Stored records:

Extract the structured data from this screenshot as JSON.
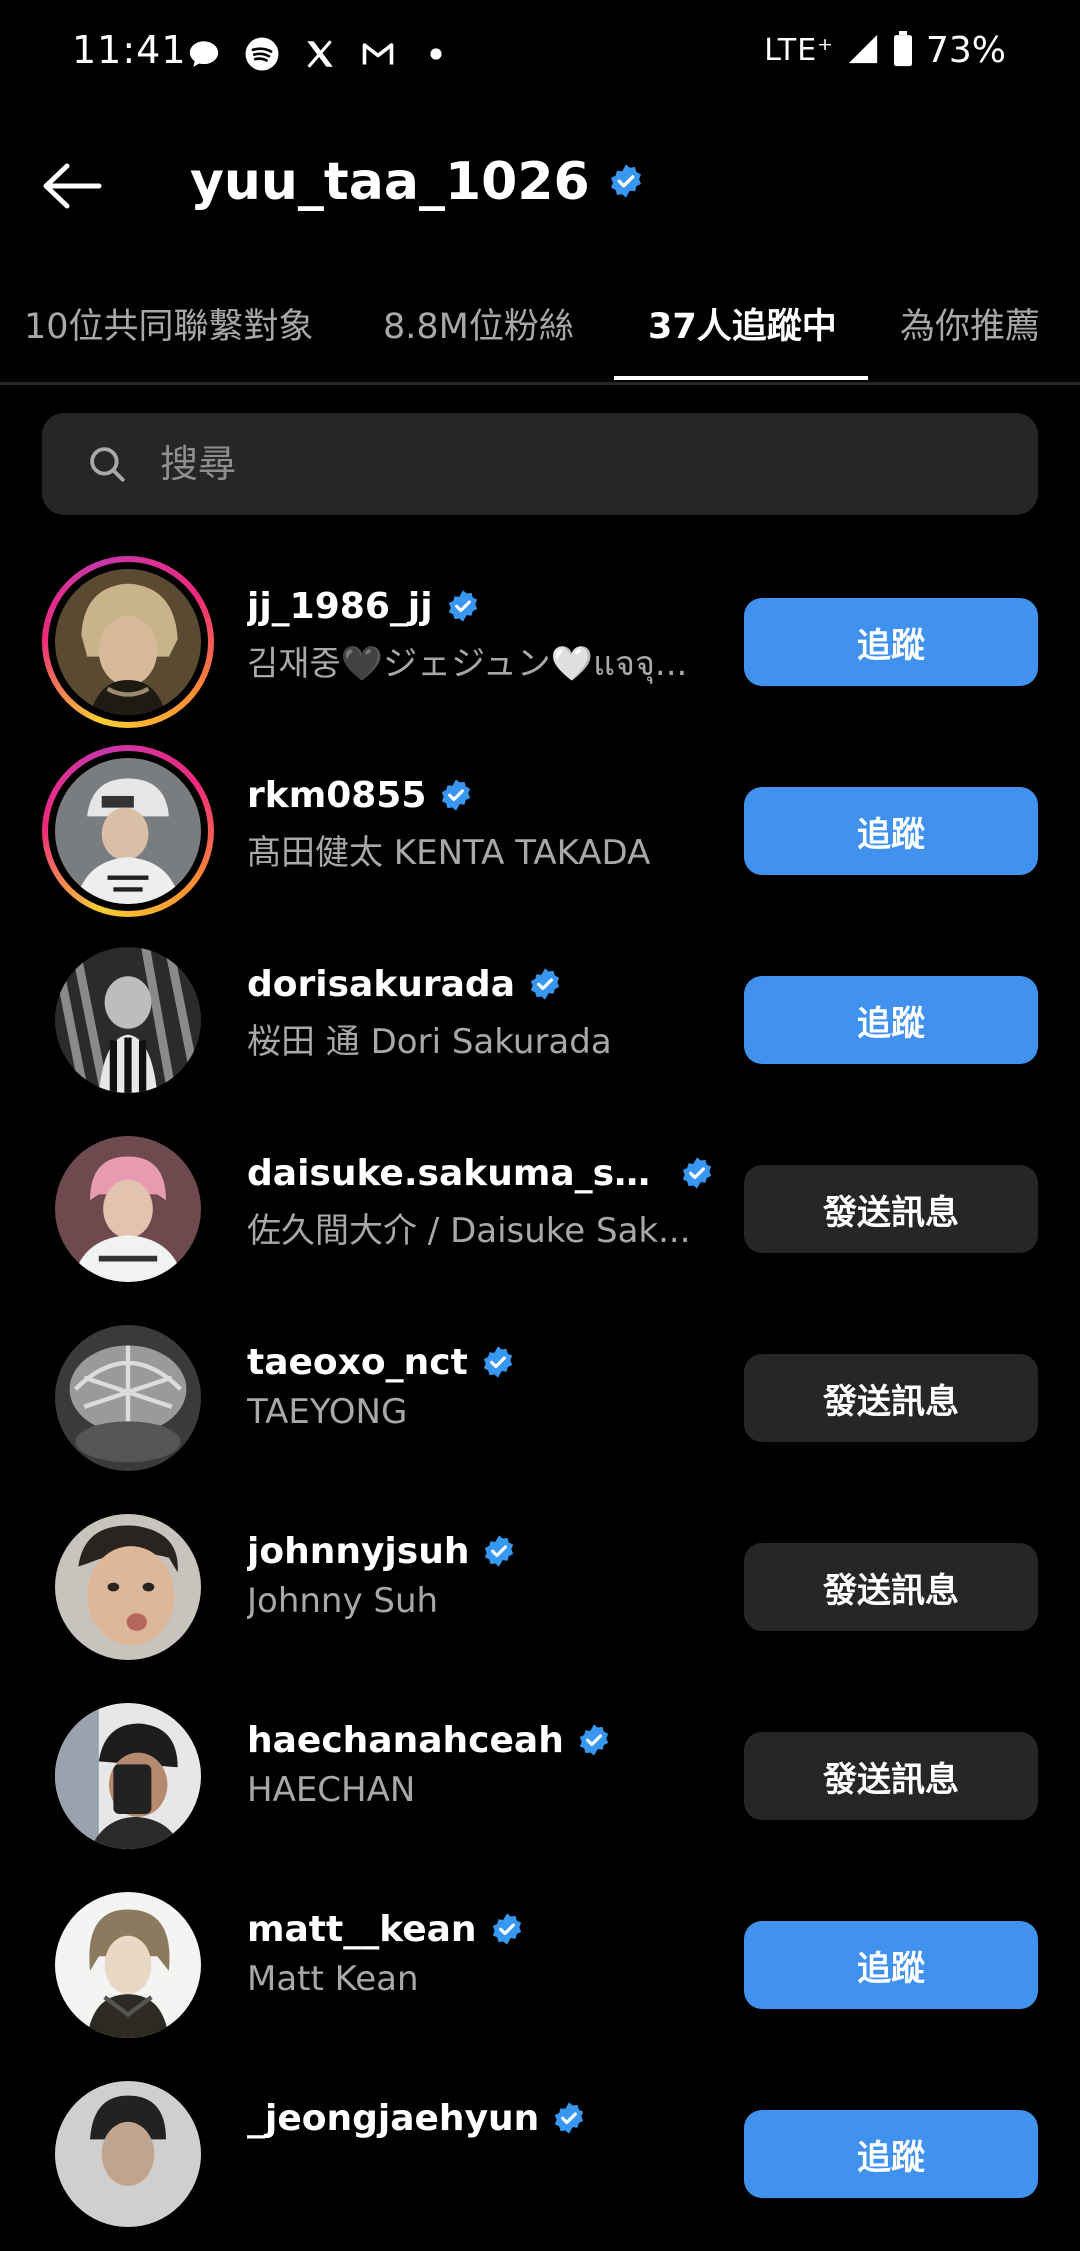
{
  "status_bar": {
    "time": "11:41",
    "network": "LTE⁺",
    "battery": "73%"
  },
  "header": {
    "title": "yuu_taa_1026"
  },
  "tabs": [
    {
      "label": "10位共同聯繫對象",
      "active": false
    },
    {
      "label": "8.8M位粉絲",
      "active": false
    },
    {
      "label": "37人追蹤中",
      "active": true
    },
    {
      "label": "為你推薦",
      "active": false
    }
  ],
  "search": {
    "placeholder": "搜尋"
  },
  "users": [
    {
      "username": "jj_1986_jj",
      "full_name": "김재중🖤ジェジュン🤍แจจุ...",
      "button": "追蹤",
      "story": true
    },
    {
      "username": "rkm0855",
      "full_name": "髙田健太 KENTA TAKADA",
      "button": "追蹤",
      "story": true
    },
    {
      "username": "dorisakurada",
      "full_name": "桜田 通 Dori Sakurada",
      "button": "追蹤",
      "story": false
    },
    {
      "username": "daisuke.sakuma_sn_o...",
      "full_name": "佐久間大介 / Daisuke Sak...",
      "button": "發送訊息",
      "story": false
    },
    {
      "username": "taeoxo_nct",
      "full_name": "TAEYONG",
      "button": "發送訊息",
      "story": false
    },
    {
      "username": "johnnyjsuh",
      "full_name": "Johnny Suh",
      "button": "發送訊息",
      "story": false
    },
    {
      "username": "haechanahceah",
      "full_name": "HAECHAN",
      "button": "發送訊息",
      "story": false
    },
    {
      "username": "matt__kean",
      "full_name": "Matt Kean",
      "button": "追蹤",
      "story": false
    },
    {
      "username": "_jeongjaehyun",
      "full_name": "",
      "button": "追蹤",
      "story": false
    }
  ],
  "colors": {
    "background": "#000000",
    "follow_button": "#4192ef",
    "message_button": "#262626",
    "verified": "#3897f0",
    "secondary_text": "#a8a8a8"
  }
}
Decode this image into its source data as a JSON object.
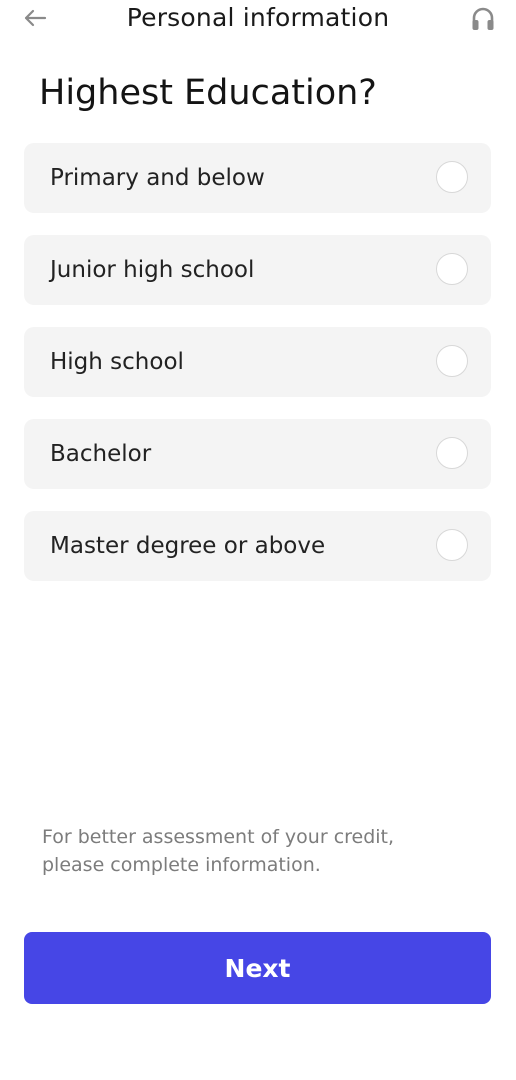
{
  "header": {
    "back_icon": "arrow-left-icon",
    "title": "Personal information",
    "support_icon": "headset-icon"
  },
  "question": "Highest Education?",
  "options": [
    {
      "label": "Primary and below",
      "selected": false
    },
    {
      "label": "Junior high school",
      "selected": false
    },
    {
      "label": "High school",
      "selected": false
    },
    {
      "label": "Bachelor",
      "selected": false
    },
    {
      "label": "Master degree or above",
      "selected": false
    }
  ],
  "note": "For better assessment of your credit, please complete information.",
  "next_label": "Next",
  "colors": {
    "accent": "#4646e6",
    "option_bg": "#f4f4f4",
    "note_text": "#7c7c7c"
  }
}
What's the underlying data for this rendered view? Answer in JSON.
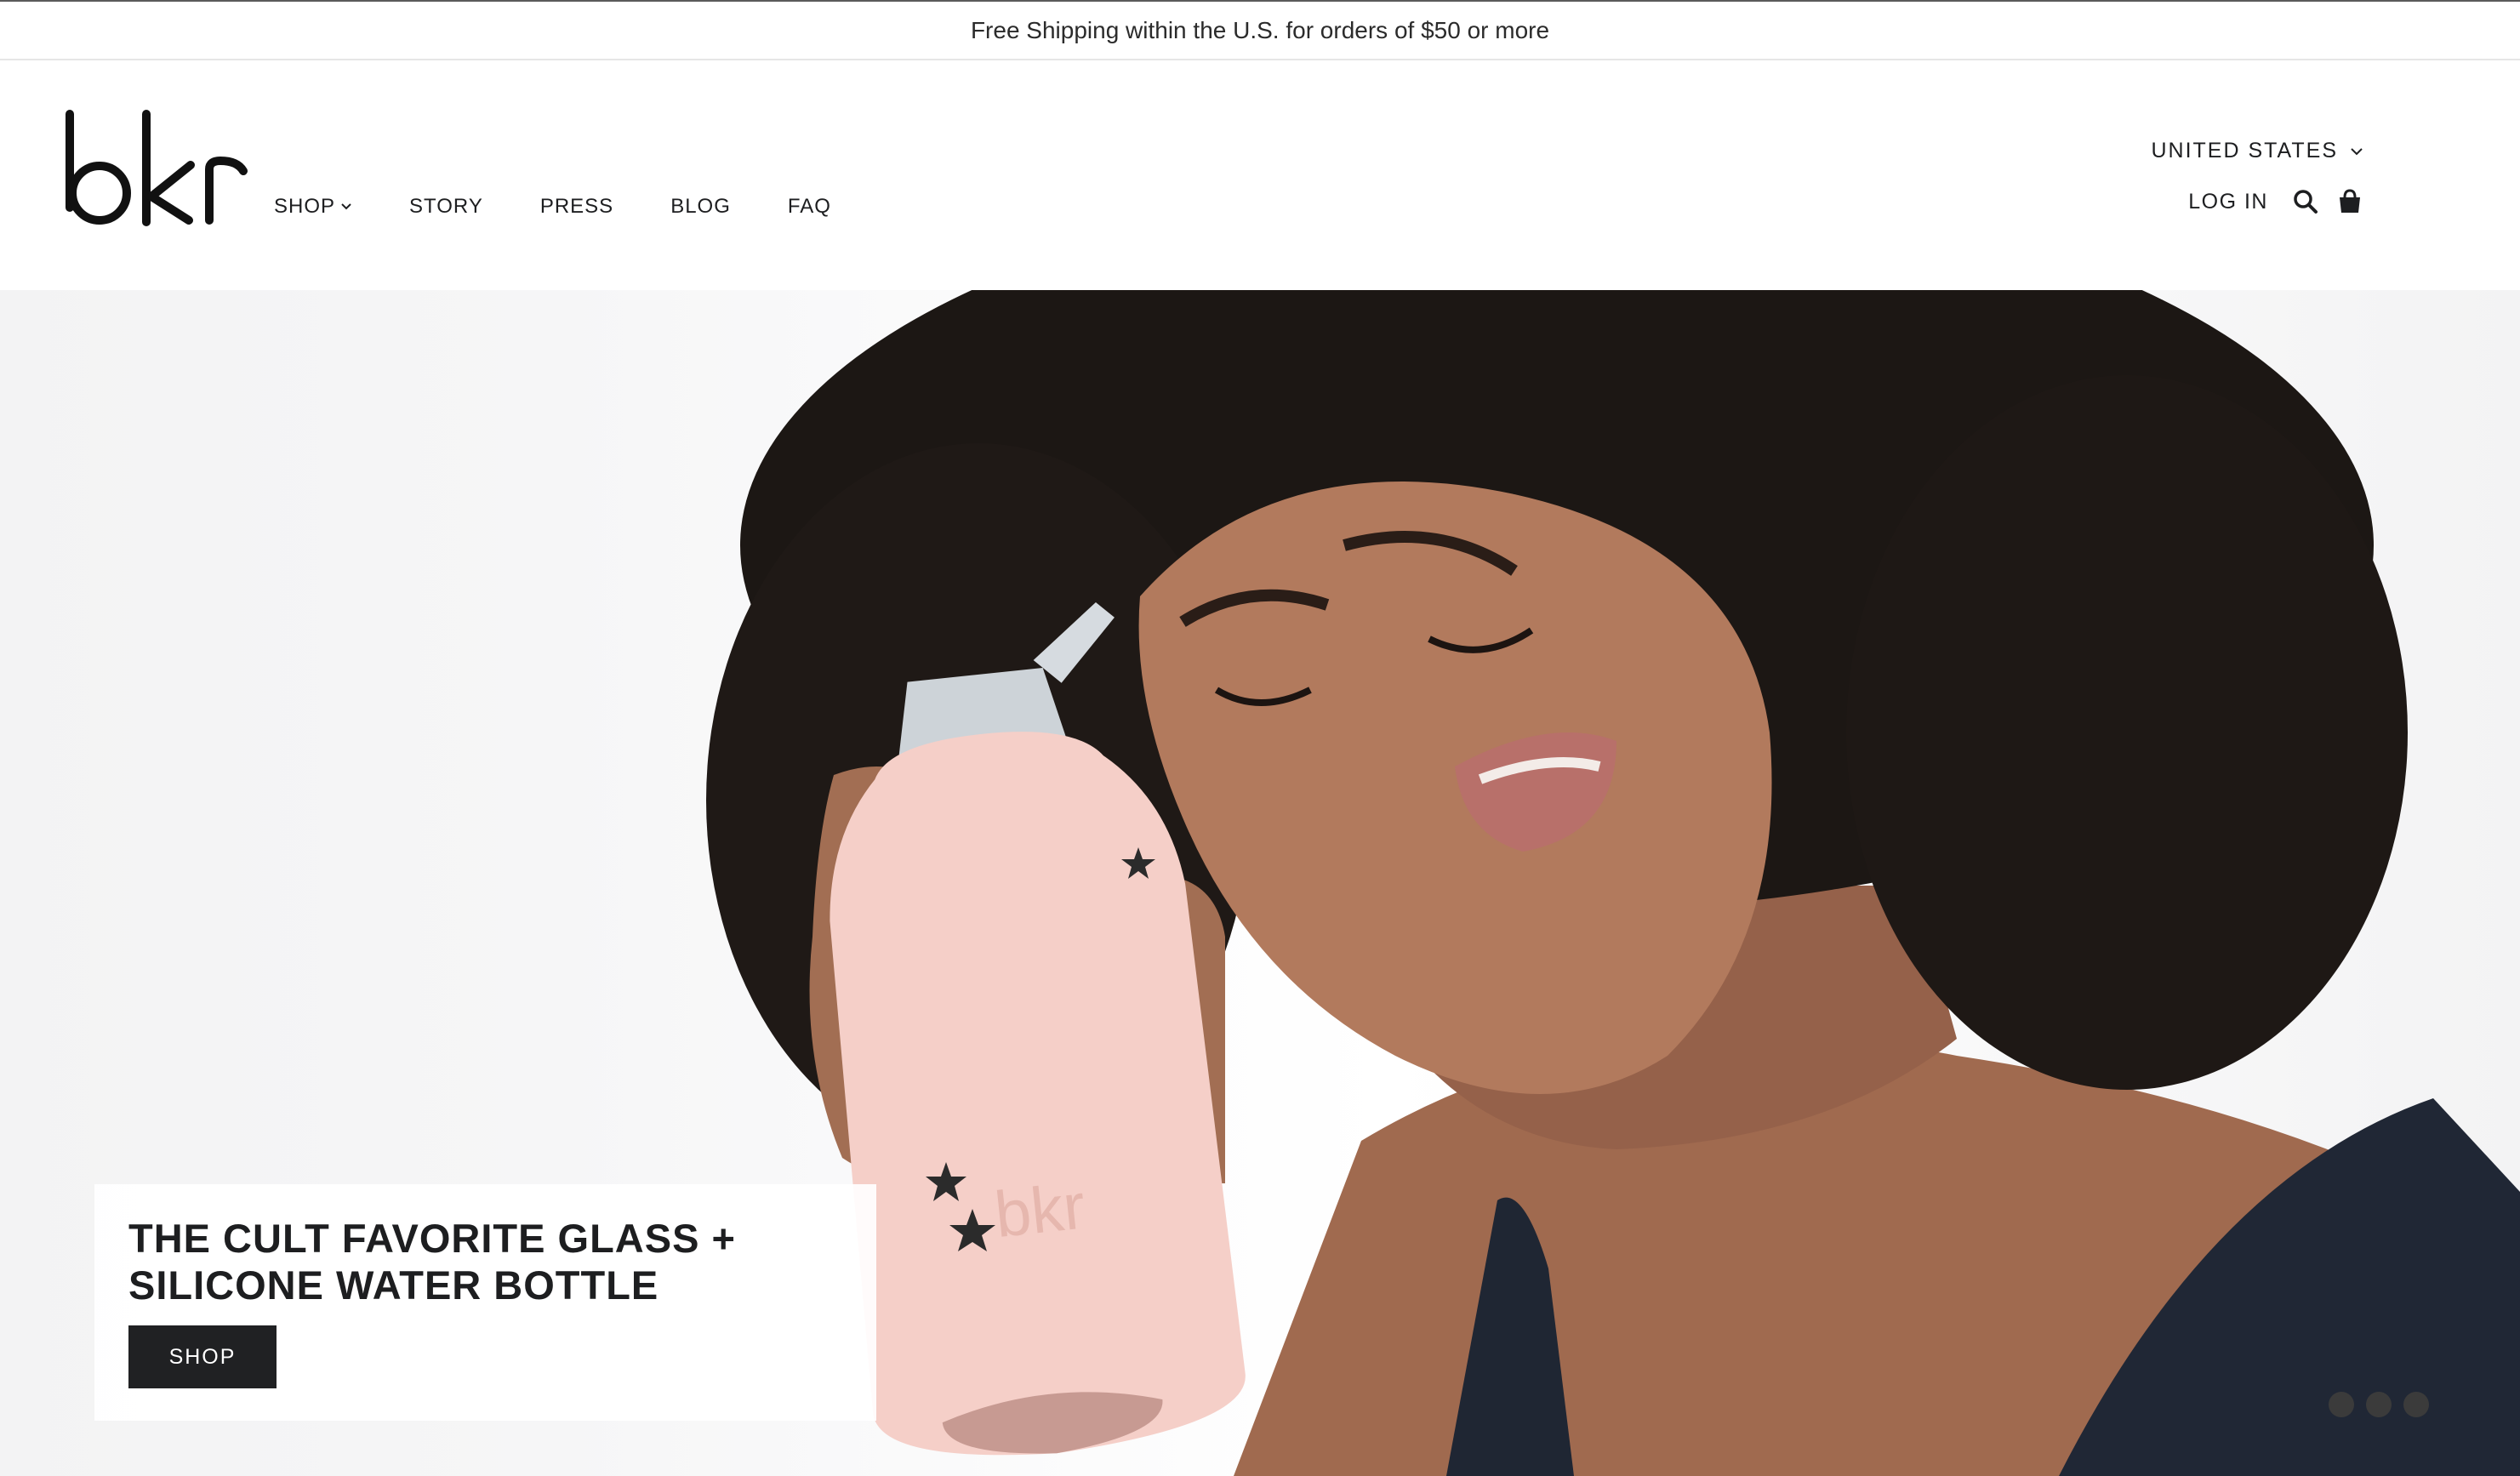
{
  "announcement": {
    "text": "Free Shipping within the U.S. for orders of $50 or more"
  },
  "header": {
    "logo_text": "bkr",
    "nav": [
      {
        "label": "SHOP",
        "has_dropdown": true
      },
      {
        "label": "STORY"
      },
      {
        "label": "PRESS"
      },
      {
        "label": "BLOG"
      },
      {
        "label": "FAQ"
      }
    ],
    "country_selector": "UNITED STATES",
    "login_label": "LOG IN",
    "icons": [
      "search-icon",
      "cart-icon",
      "chevron-down-icon"
    ]
  },
  "hero": {
    "headline": "THE CULT FAVORITE GLASS +\nSILICONE WATER BOTTLE",
    "cta_label": "SHOP",
    "bottle_logo": "bkr",
    "slides_count": 3,
    "active_slide": 1
  },
  "colors": {
    "text": "#1d1e20",
    "button_bg": "#202123",
    "button_text": "#ffffff",
    "bottle_pink": "#f5cfc8",
    "dot": "#3b3b3b"
  }
}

→ STATED GOAL
Gather all lines of the records that include the word "JSON".

→ REPLY
Extract the structured data from this screenshot as JSON.
Decode this image into its source data as a JSON object.
What's the underlying data for this rendered view? Answer in JSON.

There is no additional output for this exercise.